課題項目 A » 新型コロナ後遺症の文章のうち、「つい先日地方紙である」で始まる段落を、主な事実を残して短く書き直してください。
課題項目 B » 新型コロナ後遺症の文章を、最後の文の後から書き継ぐ。

原文書 »
━━━━

2021年09月12日

 「新型コロナウイルス感染症の後遺症について」


 つい先日地方紙である北海道新聞の夕刊と翌日の朝刊に2日続けて新型コロナウイルス感染症の後遺症についての記事が掲載され、また最近NHKはじめTV報道でも眼にする機会が増えてきました。当然感染者が増えれば治癒後の後遺症に悩む方達も増える訳でそれだけ社会的にも注目されているのでしょう。

 新型コロナウイルス感染症の後遺症については「long COVID」または「post COVID」の名称が最も一般的と思われます。わが国で最も有名?かつ新しい調査は慶応義塾大学の福永教授の厚生労働科学研究の中間集計報告で、COVID-19の中等症以上のうち退院から3か月以上経過した512例の調査で診断後3か月の時点で1割以上の人に自覚症状があったのは疲労・倦怠感、息苦しさ、脱毛、嗅覚障害、筋力低下、睡眠障害、思考力・集中力低下などでこれらの大半が診断後6か月後にも残っているという結果でした。そして最近世田谷区が発表した約3,700人規模のアンケート調査で新型コロナウイルスに感染した人の約48%が嗅覚障害や倦怠感などを訴えており、症状別で最も多いのが嗅覚障害、次いで全身の倦怠感、味覚障害の順でした。これは昨年の和歌山県でのアンケート調査とほぼ同じ結果でした。なお後遺症の定義についてなお定まったものはありません。また英国での調査でlong COVIDのリスク因子として高齢、BMI、女性、発症時の症状が5つ以上という事が挙げられています。

━━━━

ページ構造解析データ
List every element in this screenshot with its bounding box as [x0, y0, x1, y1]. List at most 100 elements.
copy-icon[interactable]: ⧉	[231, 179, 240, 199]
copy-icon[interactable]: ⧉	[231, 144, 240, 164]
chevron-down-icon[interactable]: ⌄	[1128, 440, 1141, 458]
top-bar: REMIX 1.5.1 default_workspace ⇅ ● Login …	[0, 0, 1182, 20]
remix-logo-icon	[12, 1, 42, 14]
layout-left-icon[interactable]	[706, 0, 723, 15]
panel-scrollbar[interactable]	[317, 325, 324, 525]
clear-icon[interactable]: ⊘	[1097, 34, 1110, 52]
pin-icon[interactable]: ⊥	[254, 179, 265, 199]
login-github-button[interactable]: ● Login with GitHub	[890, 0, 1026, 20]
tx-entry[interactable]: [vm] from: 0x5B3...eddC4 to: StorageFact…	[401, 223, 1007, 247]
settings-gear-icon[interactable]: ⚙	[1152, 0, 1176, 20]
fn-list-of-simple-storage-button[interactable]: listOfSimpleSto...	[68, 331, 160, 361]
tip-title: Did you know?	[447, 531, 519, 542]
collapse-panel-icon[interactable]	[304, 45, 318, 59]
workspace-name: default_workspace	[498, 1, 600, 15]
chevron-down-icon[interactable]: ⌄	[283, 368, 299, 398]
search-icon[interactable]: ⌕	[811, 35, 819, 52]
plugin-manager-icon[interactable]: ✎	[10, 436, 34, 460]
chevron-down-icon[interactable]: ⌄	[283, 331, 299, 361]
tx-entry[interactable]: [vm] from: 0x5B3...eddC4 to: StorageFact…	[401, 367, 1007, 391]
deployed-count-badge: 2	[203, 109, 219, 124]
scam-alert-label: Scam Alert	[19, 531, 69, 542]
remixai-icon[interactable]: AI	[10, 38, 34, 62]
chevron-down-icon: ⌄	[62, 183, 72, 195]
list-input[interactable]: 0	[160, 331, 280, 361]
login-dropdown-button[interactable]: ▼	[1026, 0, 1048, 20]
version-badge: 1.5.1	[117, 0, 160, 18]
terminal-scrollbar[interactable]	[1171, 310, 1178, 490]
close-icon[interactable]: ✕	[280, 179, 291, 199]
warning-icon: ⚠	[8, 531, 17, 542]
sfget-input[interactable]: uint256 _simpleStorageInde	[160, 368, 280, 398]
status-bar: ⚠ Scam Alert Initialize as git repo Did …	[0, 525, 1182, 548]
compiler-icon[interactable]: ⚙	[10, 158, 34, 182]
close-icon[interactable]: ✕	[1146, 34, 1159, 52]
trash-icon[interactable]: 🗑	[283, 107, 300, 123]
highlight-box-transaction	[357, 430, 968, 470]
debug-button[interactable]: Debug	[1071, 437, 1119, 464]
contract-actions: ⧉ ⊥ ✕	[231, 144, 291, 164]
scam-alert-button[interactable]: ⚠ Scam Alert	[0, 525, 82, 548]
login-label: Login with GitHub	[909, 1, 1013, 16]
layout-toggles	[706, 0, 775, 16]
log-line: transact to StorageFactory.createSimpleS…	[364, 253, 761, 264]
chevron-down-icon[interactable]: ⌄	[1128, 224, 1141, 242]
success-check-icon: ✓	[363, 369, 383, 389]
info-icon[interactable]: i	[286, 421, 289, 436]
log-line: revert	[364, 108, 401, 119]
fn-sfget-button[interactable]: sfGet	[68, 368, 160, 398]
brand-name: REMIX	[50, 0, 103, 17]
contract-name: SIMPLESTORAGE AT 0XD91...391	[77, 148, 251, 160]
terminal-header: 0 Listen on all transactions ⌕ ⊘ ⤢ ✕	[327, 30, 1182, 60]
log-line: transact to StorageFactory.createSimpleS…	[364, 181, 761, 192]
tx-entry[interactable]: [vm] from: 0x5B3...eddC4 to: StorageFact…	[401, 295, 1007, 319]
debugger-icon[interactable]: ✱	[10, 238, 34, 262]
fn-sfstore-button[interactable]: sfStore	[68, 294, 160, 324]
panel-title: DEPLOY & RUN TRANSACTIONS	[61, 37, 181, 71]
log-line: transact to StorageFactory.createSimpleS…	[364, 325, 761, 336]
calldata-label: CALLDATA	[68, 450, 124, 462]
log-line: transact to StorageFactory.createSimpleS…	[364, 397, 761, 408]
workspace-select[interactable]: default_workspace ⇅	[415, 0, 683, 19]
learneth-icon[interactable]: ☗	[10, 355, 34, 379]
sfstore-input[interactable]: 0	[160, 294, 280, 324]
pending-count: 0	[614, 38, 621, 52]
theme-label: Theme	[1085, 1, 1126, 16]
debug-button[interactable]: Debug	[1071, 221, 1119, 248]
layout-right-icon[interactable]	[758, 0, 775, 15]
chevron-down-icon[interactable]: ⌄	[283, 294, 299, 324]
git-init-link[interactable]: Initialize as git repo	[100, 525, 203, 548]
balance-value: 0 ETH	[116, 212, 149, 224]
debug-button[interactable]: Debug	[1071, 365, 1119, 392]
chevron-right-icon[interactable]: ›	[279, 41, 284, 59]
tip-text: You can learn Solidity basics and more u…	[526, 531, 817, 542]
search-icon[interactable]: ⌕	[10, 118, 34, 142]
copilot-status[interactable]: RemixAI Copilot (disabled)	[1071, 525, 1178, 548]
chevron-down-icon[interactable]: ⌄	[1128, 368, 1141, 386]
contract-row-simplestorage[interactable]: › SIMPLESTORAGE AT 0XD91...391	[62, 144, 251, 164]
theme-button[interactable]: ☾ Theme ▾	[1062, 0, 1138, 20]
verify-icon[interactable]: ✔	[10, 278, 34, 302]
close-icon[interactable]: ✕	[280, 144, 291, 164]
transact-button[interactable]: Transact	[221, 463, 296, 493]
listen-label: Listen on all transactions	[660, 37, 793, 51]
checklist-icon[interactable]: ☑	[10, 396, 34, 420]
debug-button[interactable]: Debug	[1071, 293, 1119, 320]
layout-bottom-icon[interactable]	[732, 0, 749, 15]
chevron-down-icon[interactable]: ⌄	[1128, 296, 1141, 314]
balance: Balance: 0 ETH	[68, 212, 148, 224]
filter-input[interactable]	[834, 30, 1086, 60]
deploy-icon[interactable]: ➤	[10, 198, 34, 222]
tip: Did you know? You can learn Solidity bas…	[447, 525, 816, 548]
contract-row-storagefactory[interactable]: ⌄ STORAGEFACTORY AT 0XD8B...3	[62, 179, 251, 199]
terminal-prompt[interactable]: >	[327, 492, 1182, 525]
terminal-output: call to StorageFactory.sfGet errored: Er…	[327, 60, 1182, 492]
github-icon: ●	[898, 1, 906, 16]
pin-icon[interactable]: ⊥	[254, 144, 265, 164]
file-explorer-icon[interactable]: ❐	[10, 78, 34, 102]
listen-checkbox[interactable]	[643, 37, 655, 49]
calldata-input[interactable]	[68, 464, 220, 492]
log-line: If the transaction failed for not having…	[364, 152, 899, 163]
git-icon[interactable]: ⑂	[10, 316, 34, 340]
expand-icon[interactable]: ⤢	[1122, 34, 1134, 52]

━━━━

解答例 A » 北海道新聞の夕刊と翌日の朝刊に2日続けて新型コロナ後遺症の記事が載り、NHKなどのテレビ報道でも目にすることが増えた。感染者が増えれば後遺症に悩む人も増えるため、社会的に注目されているのだろう。

解答例 B »
 さて後遺症治療については国立国際医療研究センターの発表でも現時点で確立したものは無く、対症療法が中心である事。ビタミンCや亜鉛製剤は症状の短縮に寄与しなかったとの事です。そのような中で前述の様に一部報道ではEAT(上咽頭擦過療法)に注目が集まり、実際に当院にも後遺症治療目的に受診される方が増えつつある印象ですが、あくまで対症療法の一つとしての位置づけであることをご理解下さい。